[Collection entries]
--------

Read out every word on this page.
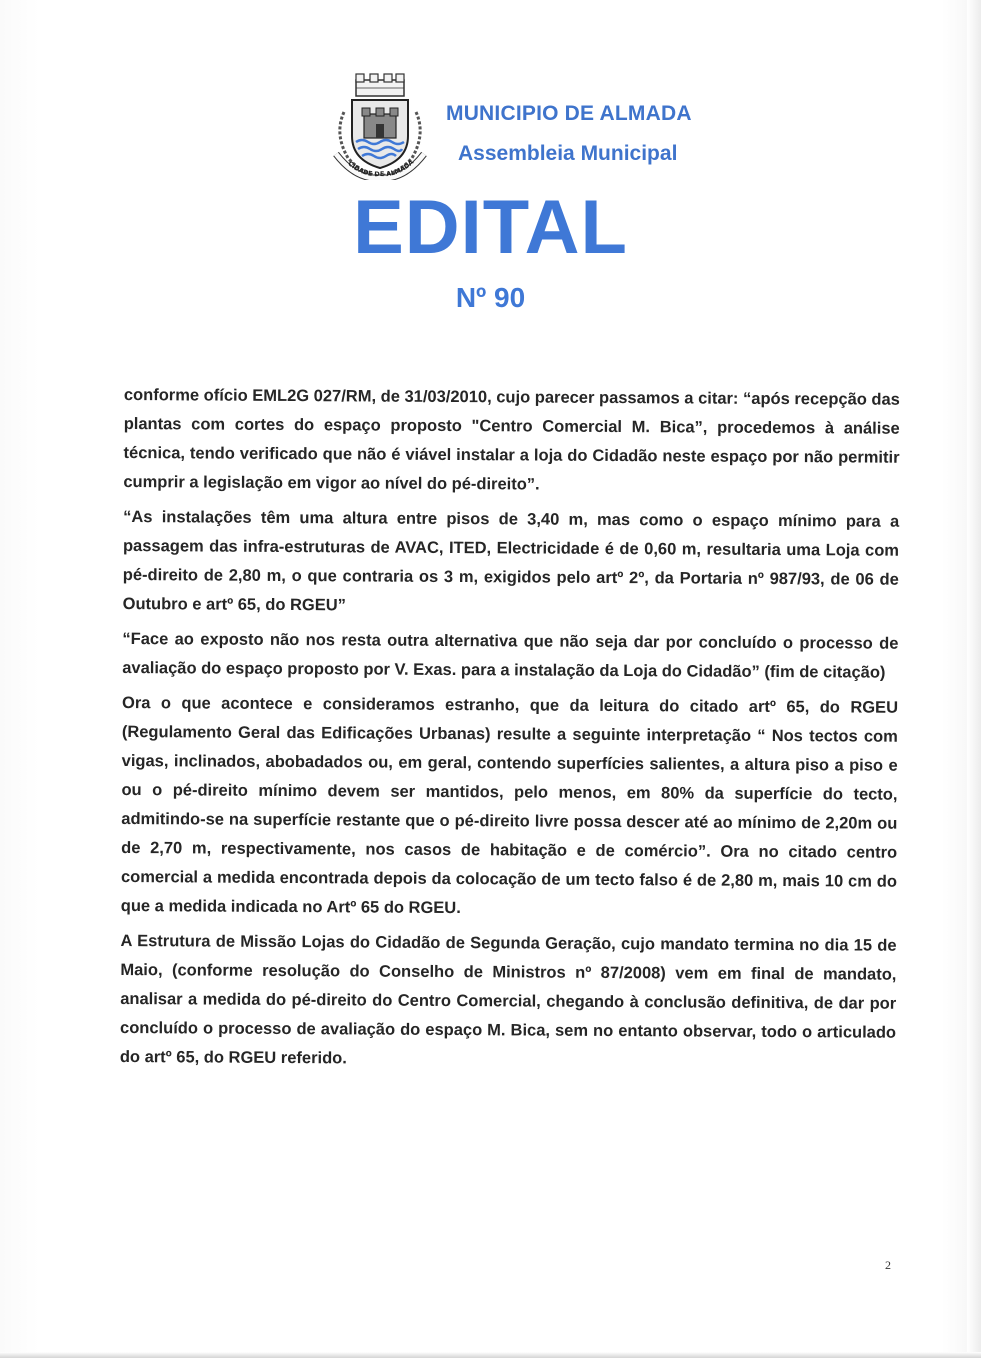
CIDADE DE ALMADA
MUNICIPIO DE ALMADA
Assembleia Municipal
EDITAL
Nº 90

conforme ofício EML2G 027/RM, de 31/03/2010, cujo parecer passamos a citar: “após recepção das plantas com cortes do espaço proposto "Centro Comercial M. Bica”, procedemos à análise técnica, tendo verificado que não é viável instalar a loja do Cidadão neste espaço por não permitir cumprir a legislação em vigor ao nível do pé-direito”.

“As instalações têm uma altura entre pisos de 3,40 m, mas como o espaço mínimo para a passagem das infra-estruturas de AVAC, ITED, Electricidade é de 0,60 m, resultaria uma Loja com pé-direito de 2,80 m, o que contraria os 3 m, exigidos pelo artº 2º, da Portaria nº 987/93, de 06 de Outubro e artº 65, do RGEU”

“Face ao exposto não nos resta outra alternativa que não seja dar por concluído o processo de avaliação do espaço proposto por V. Exas. para a instalação da Loja do Cidadão” (fim de citação)

Ora o que acontece e consideramos estranho, que da leitura do citado artº 65, do RGEU (Regulamento Geral das Edificações Urbanas) resulte a seguinte interpretação “ Nos tectos com vigas, inclinados, abobadados ou, em geral, contendo superfícies salientes, a altura piso a piso e ou o pé-direito mínimo devem ser mantidos, pelo menos, em 80% da superfície do tecto, admitindo-se na superfície restante que o pé-direito livre possa descer até ao mínimo de 2,20m ou de 2,70 m, respectivamente, nos casos de habitação e de comércio”. Ora no citado centro comercial a medida encontrada depois da colocação de um tecto falso é de 2,80 m, mais 10 cm do que a medida indicada no Artº 65 do RGEU.

A Estrutura de Missão Lojas do Cidadão de Segunda Geração, cujo mandato termina no dia 15 de Maio, (conforme resolução do Conselho de Ministros nº 87/2008) vem em final de mandato, analisar a medida do pé-direito do Centro Comercial, chegando à conclusão definitiva, de dar por concluído o processo de avaliação do espaço M. Bica, sem no entanto observar, todo o articulado do artº 65, do RGEU referido.

2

--------

- **Prompt**: Give every line above again exactly, with no pictures.

- **Worked answer**:
Read out every word on this page.
CIDADE DE ALMADA
MUNICIPIO DE ALMADA
Assembleia Municipal
EDITAL
Nº 90

conforme ofício EML2G 027/RM, de 31/03/2010, cujo parecer passamos a citar: “após recepção das plantas com cortes do espaço proposto "Centro Comercial M. Bica”, procedemos à análise técnica, tendo verificado que não é viável instalar a loja do Cidadão neste espaço por não permitir cumprir a legislação em vigor ao nível do pé-direito”.

“As instalações têm uma altura entre pisos de 3,40 m, mas como o espaço mínimo para a passagem das infra-estruturas de AVAC, ITED, Electricidade é de 0,60 m, resultaria uma Loja com pé-direito de 2,80 m, o que contraria os 3 m, exigidos pelo artº 2º, da Portaria nº 987/93, de 06 de Outubro e artº 65, do RGEU”

“Face ao exposto não nos resta outra alternativa que não seja dar por concluído o processo de avaliação do espaço proposto por V. Exas. para a instalação da Loja do Cidadão” (fim de citação)

Ora o que acontece e consideramos estranho, que da leitura do citado artº 65, do RGEU (Regulamento Geral das Edificações Urbanas) resulte a seguinte interpretação “ Nos tectos com vigas, inclinados, abobadados ou, em geral, contendo superfícies salientes, a altura piso a piso e ou o pé-direito mínimo devem ser mantidos, pelo menos, em 80% da superfície do tecto, admitindo-se na superfície restante que o pé-direito livre possa descer até ao mínimo de 2,20m ou de 2,70 m, respectivamente, nos casos de habitação e de comércio”. Ora no citado centro comercial a medida encontrada depois da colocação de um tecto falso é de 2,80 m, mais 10 cm do que a medida indicada no Artº 65 do RGEU.

A Estrutura de Missão Lojas do Cidadão de Segunda Geração, cujo mandato termina no dia 15 de Maio, (conforme resolução do Conselho de Ministros nº 87/2008) vem em final de mandato, analisar a medida do pé-direito do Centro Comercial, chegando à conclusão definitiva, de dar por concluído o processo de avaliação do espaço M. Bica, sem no entanto observar, todo o articulado do artº 65, do RGEU referido.

2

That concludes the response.